━━━━━ Stored data ━━━━━

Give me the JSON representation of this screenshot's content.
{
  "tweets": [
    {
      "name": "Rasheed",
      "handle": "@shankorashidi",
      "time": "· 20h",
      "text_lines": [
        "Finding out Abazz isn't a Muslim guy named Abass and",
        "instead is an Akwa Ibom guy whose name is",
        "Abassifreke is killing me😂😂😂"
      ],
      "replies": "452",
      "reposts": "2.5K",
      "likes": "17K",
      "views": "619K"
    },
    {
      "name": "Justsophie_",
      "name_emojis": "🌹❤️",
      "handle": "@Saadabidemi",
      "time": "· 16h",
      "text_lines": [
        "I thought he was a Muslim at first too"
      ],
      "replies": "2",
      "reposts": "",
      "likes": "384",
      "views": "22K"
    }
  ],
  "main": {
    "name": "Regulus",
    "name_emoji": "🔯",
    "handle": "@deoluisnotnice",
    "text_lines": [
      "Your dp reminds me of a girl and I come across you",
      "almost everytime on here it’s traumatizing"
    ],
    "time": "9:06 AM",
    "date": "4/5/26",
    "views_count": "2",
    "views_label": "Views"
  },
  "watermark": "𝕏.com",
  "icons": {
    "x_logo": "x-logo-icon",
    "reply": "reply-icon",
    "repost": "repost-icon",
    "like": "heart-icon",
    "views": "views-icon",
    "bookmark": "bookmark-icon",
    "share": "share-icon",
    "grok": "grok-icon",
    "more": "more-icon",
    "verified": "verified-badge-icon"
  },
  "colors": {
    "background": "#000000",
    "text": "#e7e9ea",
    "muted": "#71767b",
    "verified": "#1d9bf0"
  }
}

━━━━━
━━━━━ Stored data ━━━━━

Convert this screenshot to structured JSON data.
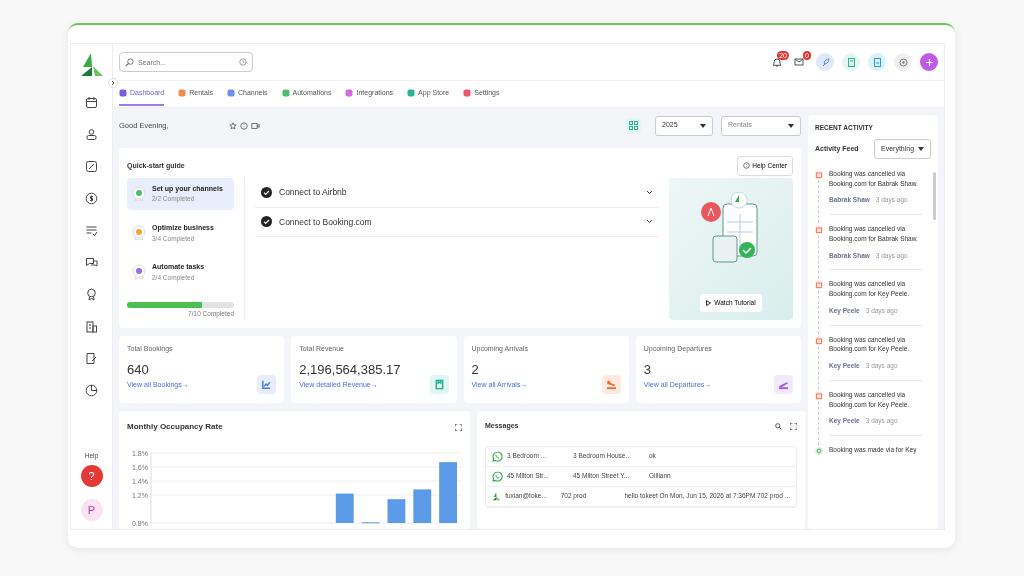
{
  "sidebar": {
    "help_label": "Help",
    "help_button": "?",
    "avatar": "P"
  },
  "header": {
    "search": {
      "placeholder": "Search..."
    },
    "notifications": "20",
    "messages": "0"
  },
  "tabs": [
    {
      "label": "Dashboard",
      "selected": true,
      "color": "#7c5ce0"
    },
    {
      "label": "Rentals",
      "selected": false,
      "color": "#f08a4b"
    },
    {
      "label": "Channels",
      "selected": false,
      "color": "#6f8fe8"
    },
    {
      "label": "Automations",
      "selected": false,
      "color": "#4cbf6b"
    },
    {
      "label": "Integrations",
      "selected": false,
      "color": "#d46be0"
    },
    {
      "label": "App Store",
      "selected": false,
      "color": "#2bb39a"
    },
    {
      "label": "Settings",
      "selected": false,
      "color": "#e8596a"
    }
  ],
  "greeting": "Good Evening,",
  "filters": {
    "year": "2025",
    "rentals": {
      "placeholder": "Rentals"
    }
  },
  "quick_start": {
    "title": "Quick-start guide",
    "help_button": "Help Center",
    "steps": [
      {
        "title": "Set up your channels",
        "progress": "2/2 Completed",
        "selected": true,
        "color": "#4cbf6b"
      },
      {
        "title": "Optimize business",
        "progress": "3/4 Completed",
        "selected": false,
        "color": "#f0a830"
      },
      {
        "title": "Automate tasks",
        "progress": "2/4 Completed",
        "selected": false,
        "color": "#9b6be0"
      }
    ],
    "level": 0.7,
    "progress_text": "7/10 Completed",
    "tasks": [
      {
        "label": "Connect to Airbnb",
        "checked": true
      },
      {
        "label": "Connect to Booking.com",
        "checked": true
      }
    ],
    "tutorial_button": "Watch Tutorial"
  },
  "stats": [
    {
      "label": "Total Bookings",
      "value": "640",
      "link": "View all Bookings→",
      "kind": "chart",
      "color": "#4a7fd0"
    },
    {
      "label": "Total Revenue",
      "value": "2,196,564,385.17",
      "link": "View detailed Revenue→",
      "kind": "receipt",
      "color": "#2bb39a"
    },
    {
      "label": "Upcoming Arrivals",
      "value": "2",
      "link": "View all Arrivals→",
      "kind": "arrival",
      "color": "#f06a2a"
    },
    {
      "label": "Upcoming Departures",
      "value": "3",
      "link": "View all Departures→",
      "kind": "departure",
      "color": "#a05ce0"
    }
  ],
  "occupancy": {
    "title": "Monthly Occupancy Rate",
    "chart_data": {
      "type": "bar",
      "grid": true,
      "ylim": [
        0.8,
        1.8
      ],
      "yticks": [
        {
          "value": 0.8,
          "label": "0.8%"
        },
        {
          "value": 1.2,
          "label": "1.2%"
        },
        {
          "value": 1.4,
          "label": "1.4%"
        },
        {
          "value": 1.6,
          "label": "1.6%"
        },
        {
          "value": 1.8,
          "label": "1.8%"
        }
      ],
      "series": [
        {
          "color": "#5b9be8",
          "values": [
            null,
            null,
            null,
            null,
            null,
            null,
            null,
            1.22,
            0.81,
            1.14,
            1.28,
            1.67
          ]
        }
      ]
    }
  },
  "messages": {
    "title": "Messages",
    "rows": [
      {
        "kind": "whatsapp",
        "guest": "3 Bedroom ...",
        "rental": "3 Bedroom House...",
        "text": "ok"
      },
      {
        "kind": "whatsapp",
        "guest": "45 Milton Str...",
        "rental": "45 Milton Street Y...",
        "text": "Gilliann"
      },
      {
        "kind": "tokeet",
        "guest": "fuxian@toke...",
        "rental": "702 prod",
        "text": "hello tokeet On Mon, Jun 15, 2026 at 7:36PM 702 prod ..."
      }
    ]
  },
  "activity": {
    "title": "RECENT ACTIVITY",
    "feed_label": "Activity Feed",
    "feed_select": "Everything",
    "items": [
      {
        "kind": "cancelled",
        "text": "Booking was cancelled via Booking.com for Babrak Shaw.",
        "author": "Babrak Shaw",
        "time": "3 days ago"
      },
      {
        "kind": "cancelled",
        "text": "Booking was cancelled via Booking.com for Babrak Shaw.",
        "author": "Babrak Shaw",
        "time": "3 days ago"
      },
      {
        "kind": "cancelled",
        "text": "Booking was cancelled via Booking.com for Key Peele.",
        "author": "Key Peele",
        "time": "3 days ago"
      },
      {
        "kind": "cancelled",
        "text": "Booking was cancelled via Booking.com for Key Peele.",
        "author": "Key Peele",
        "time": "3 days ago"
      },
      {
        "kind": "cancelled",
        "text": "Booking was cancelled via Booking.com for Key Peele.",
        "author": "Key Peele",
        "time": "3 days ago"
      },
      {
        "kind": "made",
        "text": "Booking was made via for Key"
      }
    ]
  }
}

━━━━━
━━━━━ Stored data ━━━━━

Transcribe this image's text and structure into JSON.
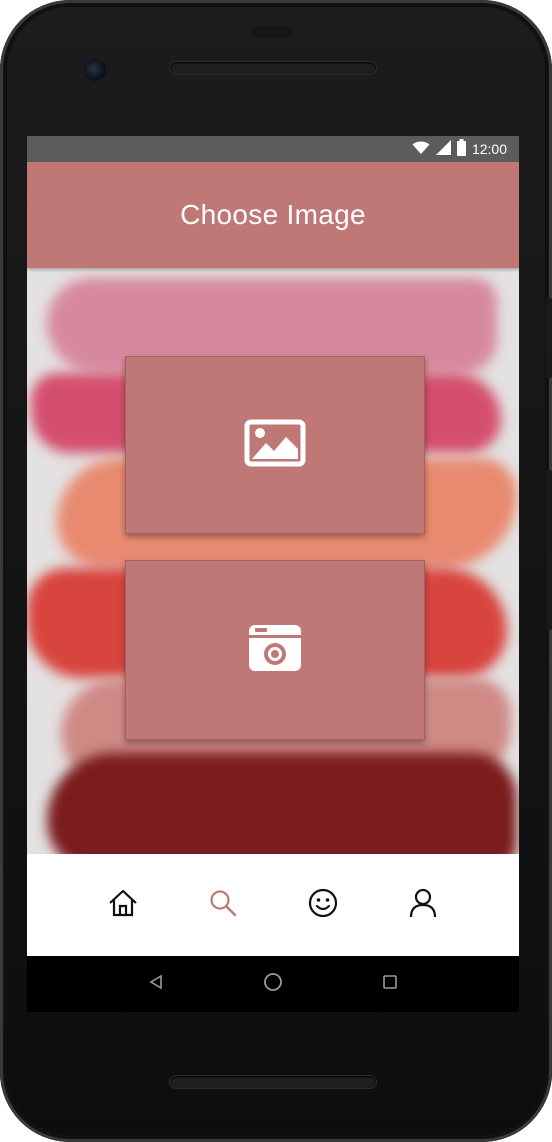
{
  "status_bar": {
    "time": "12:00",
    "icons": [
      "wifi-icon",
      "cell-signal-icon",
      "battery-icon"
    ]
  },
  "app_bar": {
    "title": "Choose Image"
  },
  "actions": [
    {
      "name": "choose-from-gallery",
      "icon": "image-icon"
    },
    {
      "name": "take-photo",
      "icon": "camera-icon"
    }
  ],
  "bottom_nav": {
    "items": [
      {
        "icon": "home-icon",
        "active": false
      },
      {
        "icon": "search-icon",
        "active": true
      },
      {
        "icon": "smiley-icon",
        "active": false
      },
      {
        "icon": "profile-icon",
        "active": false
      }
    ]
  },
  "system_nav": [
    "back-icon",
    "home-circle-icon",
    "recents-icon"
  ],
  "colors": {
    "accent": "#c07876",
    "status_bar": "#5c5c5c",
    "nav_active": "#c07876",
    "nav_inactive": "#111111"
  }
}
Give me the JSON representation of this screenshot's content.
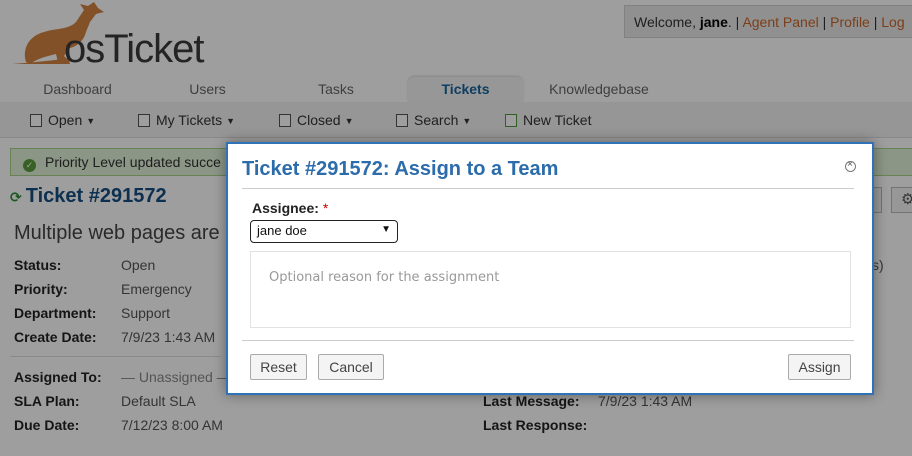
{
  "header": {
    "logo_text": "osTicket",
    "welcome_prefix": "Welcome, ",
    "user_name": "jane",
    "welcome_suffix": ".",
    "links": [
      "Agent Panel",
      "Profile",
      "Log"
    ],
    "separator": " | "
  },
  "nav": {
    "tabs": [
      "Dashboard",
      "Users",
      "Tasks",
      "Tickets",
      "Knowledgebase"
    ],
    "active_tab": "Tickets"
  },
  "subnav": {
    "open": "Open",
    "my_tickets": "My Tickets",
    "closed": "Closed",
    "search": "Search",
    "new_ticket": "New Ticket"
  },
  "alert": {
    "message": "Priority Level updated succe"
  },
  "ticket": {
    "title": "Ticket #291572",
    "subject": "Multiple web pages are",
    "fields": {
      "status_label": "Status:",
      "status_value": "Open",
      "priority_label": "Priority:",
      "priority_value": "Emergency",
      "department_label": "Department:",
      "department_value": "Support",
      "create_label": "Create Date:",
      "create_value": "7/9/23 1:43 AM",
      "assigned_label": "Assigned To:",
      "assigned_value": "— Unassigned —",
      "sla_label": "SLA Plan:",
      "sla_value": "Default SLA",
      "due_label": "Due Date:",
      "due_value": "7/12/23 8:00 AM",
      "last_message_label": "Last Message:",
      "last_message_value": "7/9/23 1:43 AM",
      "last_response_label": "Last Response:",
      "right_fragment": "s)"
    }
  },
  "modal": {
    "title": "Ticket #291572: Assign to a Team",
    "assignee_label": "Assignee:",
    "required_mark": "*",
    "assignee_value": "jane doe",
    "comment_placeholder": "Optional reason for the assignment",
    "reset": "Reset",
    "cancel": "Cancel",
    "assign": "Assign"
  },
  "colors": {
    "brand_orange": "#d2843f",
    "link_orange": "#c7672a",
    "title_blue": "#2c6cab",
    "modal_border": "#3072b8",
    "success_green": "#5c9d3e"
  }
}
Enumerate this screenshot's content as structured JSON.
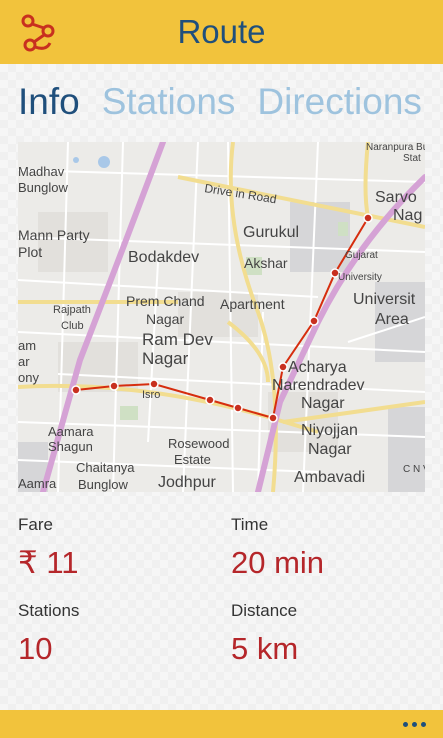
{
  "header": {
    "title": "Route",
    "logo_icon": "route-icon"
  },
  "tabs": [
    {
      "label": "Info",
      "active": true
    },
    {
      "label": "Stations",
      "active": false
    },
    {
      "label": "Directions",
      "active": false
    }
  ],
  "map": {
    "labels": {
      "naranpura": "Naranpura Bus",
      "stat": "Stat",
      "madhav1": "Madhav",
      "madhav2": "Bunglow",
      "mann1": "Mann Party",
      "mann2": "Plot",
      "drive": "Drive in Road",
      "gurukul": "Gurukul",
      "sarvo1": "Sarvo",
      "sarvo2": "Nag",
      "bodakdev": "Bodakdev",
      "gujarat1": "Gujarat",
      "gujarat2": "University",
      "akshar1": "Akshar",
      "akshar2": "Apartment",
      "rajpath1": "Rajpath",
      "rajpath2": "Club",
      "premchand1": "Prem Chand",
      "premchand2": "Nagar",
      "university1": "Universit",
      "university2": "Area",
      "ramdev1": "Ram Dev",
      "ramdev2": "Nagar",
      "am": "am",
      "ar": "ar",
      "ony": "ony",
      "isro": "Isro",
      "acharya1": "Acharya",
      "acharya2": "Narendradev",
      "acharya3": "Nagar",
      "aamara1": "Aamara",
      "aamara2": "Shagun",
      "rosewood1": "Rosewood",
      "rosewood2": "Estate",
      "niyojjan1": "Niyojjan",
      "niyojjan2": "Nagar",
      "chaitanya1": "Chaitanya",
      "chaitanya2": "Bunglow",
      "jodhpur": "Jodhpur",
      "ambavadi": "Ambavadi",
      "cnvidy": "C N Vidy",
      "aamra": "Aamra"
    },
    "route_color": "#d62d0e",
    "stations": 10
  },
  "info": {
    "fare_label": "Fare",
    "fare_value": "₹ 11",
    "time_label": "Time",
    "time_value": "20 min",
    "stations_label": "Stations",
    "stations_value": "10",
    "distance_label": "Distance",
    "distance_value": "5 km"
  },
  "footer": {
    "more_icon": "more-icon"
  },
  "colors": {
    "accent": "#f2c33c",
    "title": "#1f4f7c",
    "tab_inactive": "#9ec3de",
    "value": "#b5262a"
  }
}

━━━━━

Stated problem. Tally how many lines of the records hold the word "JSON". Answer with the number only.

Exercise solution. 5